_Exercise requirements_
Leave out the images and repeat the listing below without a single change.

_Figure dataset records_
[start]
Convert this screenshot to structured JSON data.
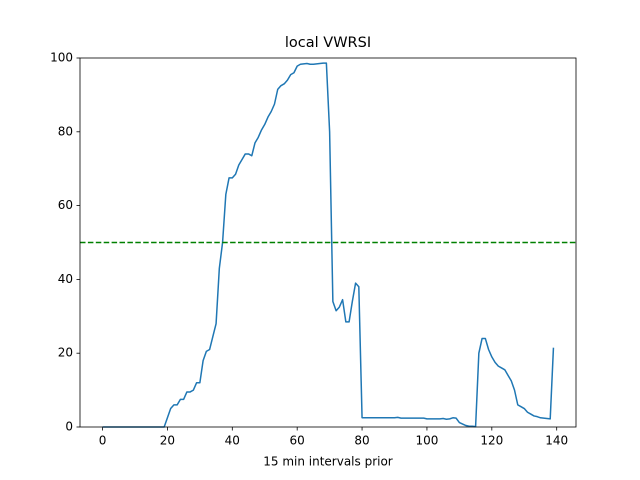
{
  "chart_data": {
    "type": "line",
    "title": "local VWRSI",
    "x_label": "15 min intervals prior",
    "x": [
      0,
      1,
      2,
      3,
      4,
      5,
      6,
      7,
      8,
      9,
      10,
      11,
      12,
      13,
      14,
      15,
      16,
      17,
      18,
      19,
      20,
      21,
      22,
      23,
      24,
      25,
      26,
      27,
      28,
      29,
      30,
      31,
      32,
      33,
      34,
      35,
      36,
      37,
      38,
      39,
      40,
      41,
      42,
      43,
      44,
      45,
      46,
      47,
      48,
      49,
      50,
      51,
      52,
      53,
      54,
      55,
      56,
      57,
      58,
      59,
      60,
      61,
      62,
      63,
      64,
      65,
      66,
      67,
      68,
      69,
      70,
      71,
      72,
      73,
      74,
      75,
      76,
      77,
      78,
      79,
      80,
      81,
      82,
      83,
      84,
      85,
      86,
      87,
      88,
      89,
      90,
      91,
      92,
      93,
      94,
      95,
      96,
      97,
      98,
      99,
      100,
      101,
      102,
      103,
      104,
      105,
      106,
      107,
      108,
      109,
      110,
      111,
      112,
      113,
      114,
      115,
      116,
      117,
      118,
      119,
      120,
      121,
      122,
      123,
      124,
      125,
      126,
      127,
      128,
      129,
      130,
      131,
      132,
      133,
      134,
      135,
      136,
      137,
      138,
      139
    ],
    "series": [
      {
        "color": "#1f77b4",
        "values": [
          0,
          0,
          0,
          0,
          0,
          0,
          0,
          0,
          0,
          0,
          0,
          0,
          0,
          0,
          0,
          0,
          0,
          0,
          0,
          0,
          2.5,
          5,
          6,
          6,
          7.5,
          7.5,
          9.5,
          9.5,
          10,
          12,
          12,
          18,
          20.5,
          21,
          24.5,
          28,
          43,
          50,
          63,
          67.5,
          67.5,
          68.5,
          71,
          72.5,
          74,
          74,
          73.5,
          77,
          78.5,
          80.5,
          82,
          84,
          85.5,
          87.5,
          91.5,
          92.5,
          93,
          94,
          95.5,
          96,
          97.8,
          98.3,
          98.4,
          98.5,
          98.3,
          98.3,
          98.4,
          98.5,
          98.6,
          98.6,
          80,
          34,
          31.5,
          32.5,
          34.5,
          28.5,
          28.5,
          34,
          39,
          38,
          2.5,
          2.5,
          2.5,
          2.5,
          2.5,
          2.5,
          2.5,
          2.5,
          2.5,
          2.5,
          2.5,
          2.6,
          2.4,
          2.4,
          2.4,
          2.4,
          2.4,
          2.4,
          2.4,
          2.4,
          2.2,
          2.2,
          2.2,
          2.2,
          2.2,
          2.3,
          2.1,
          2.2,
          2.5,
          2.4,
          1.2,
          0.8,
          0.4,
          0.2,
          0.2,
          0.1,
          20,
          24,
          24,
          21,
          19,
          17.5,
          16.5,
          16,
          15.5,
          14,
          12.5,
          10,
          6,
          5.5,
          5,
          4,
          3.5,
          3,
          2.8,
          2.5,
          2.4,
          2.3,
          2.2,
          21.5
        ]
      }
    ],
    "hline": {
      "value": 50,
      "color": "#008000",
      "style": "dashed"
    },
    "xlim": [
      -6.95,
      145.95
    ],
    "xticks": [
      0,
      20,
      40,
      60,
      80,
      100,
      120,
      140
    ],
    "ylim": [
      0,
      100
    ],
    "yticks": [
      0,
      20,
      40,
      60,
      80,
      100
    ],
    "grid": false
  }
}
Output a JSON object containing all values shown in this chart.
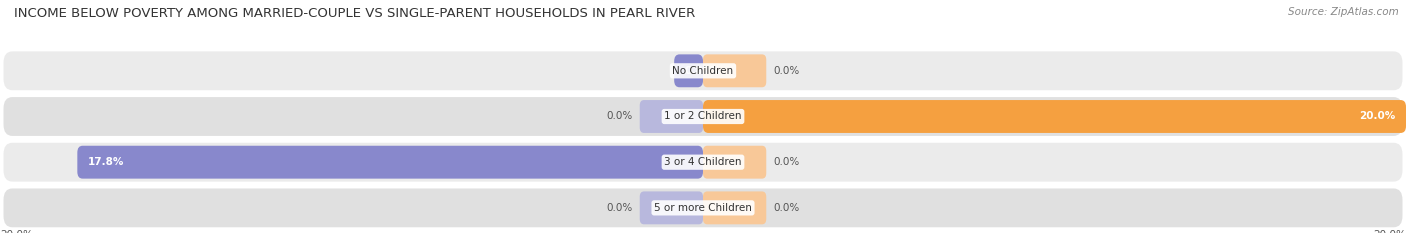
{
  "title": "INCOME BELOW POVERTY AMONG MARRIED-COUPLE VS SINGLE-PARENT HOUSEHOLDS IN PEARL RIVER",
  "source": "Source: ZipAtlas.com",
  "categories": [
    "No Children",
    "1 or 2 Children",
    "3 or 4 Children",
    "5 or more Children"
  ],
  "married_values": [
    0.82,
    0.0,
    17.8,
    0.0
  ],
  "single_values": [
    0.0,
    20.0,
    0.0,
    0.0
  ],
  "married_color": "#8888cc",
  "married_color_light": "#b8b8dd",
  "single_color": "#f5a040",
  "single_color_light": "#f8c898",
  "row_bg_colors": [
    "#ebebeb",
    "#e0e0e0",
    "#ebebeb",
    "#e0e0e0"
  ],
  "xlim": 20.0,
  "title_fontsize": 9.5,
  "source_fontsize": 7.5,
  "value_fontsize": 7.5,
  "cat_fontsize": 7.5,
  "legend_fontsize": 8,
  "figsize": [
    14.06,
    2.33
  ],
  "dpi": 100
}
[end]
_In response_
Convert this screenshot to structured JSON data.
{
  "chart_data": {
    "type": "line",
    "title": "local VWRSI",
    "x_label": "15 min intervals prior",
    "x": [
      0,
      1,
      2,
      3,
      4,
      5,
      6,
      7,
      8,
      9,
      10,
      11,
      12,
      13,
      14,
      15,
      16,
      17,
      18,
      19,
      20,
      21,
      22,
      23,
      24,
      25,
      26,
      27,
      28,
      29,
      30,
      31,
      32,
      33,
      34,
      35,
      36,
      37,
      38,
      39,
      40,
      41,
      42,
      43,
      44,
      45,
      46,
      47,
      48,
      49,
      50,
      51,
      52,
      53,
      54,
      55,
      56,
      57,
      58,
      59,
      60,
      61,
      62,
      63,
      64,
      65,
      66,
      67,
      68,
      69,
      70,
      71,
      72,
      73,
      74,
      75,
      76,
      77,
      78,
      79,
      80,
      81,
      82,
      83,
      84,
      85,
      86,
      87,
      88,
      89,
      90,
      91,
      92,
      93,
      94,
      95,
      96,
      97,
      98,
      99,
      100,
      101,
      102,
      103,
      104,
      105,
      106,
      107,
      108,
      109,
      110,
      111,
      112,
      113,
      114,
      115,
      116,
      117,
      118,
      119,
      120,
      121,
      122,
      123,
      124,
      125,
      126,
      127,
      128,
      129,
      130,
      131,
      132,
      133,
      134,
      135,
      136,
      137,
      138,
      139
    ],
    "series": [
      {
        "color": "#1f77b4",
        "values": [
          0,
          0,
          0,
          0,
          0,
          0,
          0,
          0,
          0,
          0,
          0,
          0,
          0,
          0,
          0,
          0,
          0,
          0,
          0,
          0,
          2.5,
          5,
          6,
          6,
          7.5,
          7.5,
          9.5,
          9.5,
          10,
          12,
          12,
          18,
          20.5,
          21,
          24.5,
          28,
          43,
          50,
          63,
          67.5,
          67.5,
          68.5,
          71,
          72.5,
          74,
          74,
          73.5,
          77,
          78.5,
          80.5,
          82,
          84,
          85.5,
          87.5,
          91.5,
          92.5,
          93,
          94,
          95.5,
          96,
          97.8,
          98.3,
          98.4,
          98.5,
          98.3,
          98.3,
          98.4,
          98.5,
          98.6,
          98.6,
          80,
          34,
          31.5,
          32.5,
          34.5,
          28.5,
          28.5,
          34,
          39,
          38,
          2.5,
          2.5,
          2.5,
          2.5,
          2.5,
          2.5,
          2.5,
          2.5,
          2.5,
          2.5,
          2.5,
          2.6,
          2.4,
          2.4,
          2.4,
          2.4,
          2.4,
          2.4,
          2.4,
          2.4,
          2.2,
          2.2,
          2.2,
          2.2,
          2.2,
          2.3,
          2.1,
          2.2,
          2.5,
          2.4,
          1.2,
          0.8,
          0.4,
          0.2,
          0.2,
          0.1,
          20,
          24,
          24,
          21,
          19,
          17.5,
          16.5,
          16,
          15.5,
          14,
          12.5,
          10,
          6,
          5.5,
          5,
          4,
          3.5,
          3,
          2.8,
          2.5,
          2.4,
          2.3,
          2.2,
          21.5
        ]
      }
    ],
    "hline": {
      "value": 50,
      "color": "#008000",
      "style": "dashed"
    },
    "xlim": [
      -6.95,
      145.95
    ],
    "xticks": [
      0,
      20,
      40,
      60,
      80,
      100,
      120,
      140
    ],
    "ylim": [
      0,
      100
    ],
    "yticks": [
      0,
      20,
      40,
      60,
      80,
      100
    ],
    "grid": false
  }
}
Output a JSON object containing all values shown in this chart.
{
  "title": "INCOME BELOW POVERTY AMONG MARRIED-COUPLE VS SINGLE-PARENT HOUSEHOLDS IN PEARL RIVER",
  "source": "Source: ZipAtlas.com",
  "categories": [
    "No Children",
    "1 or 2 Children",
    "3 or 4 Children",
    "5 or more Children"
  ],
  "married_values": [
    0.82,
    0.0,
    17.8,
    0.0
  ],
  "single_values": [
    0.0,
    20.0,
    0.0,
    0.0
  ],
  "married_color": "#8888cc",
  "married_color_light": "#b8b8dd",
  "single_color": "#f5a040",
  "single_color_light": "#f8c898",
  "row_bg_colors": [
    "#ebebeb",
    "#e0e0e0",
    "#ebebeb",
    "#e0e0e0"
  ],
  "xlim": 20.0,
  "title_fontsize": 9.5,
  "source_fontsize": 7.5,
  "value_fontsize": 7.5,
  "cat_fontsize": 7.5,
  "legend_fontsize": 8,
  "figsize": [
    14.06,
    2.33
  ],
  "dpi": 100
}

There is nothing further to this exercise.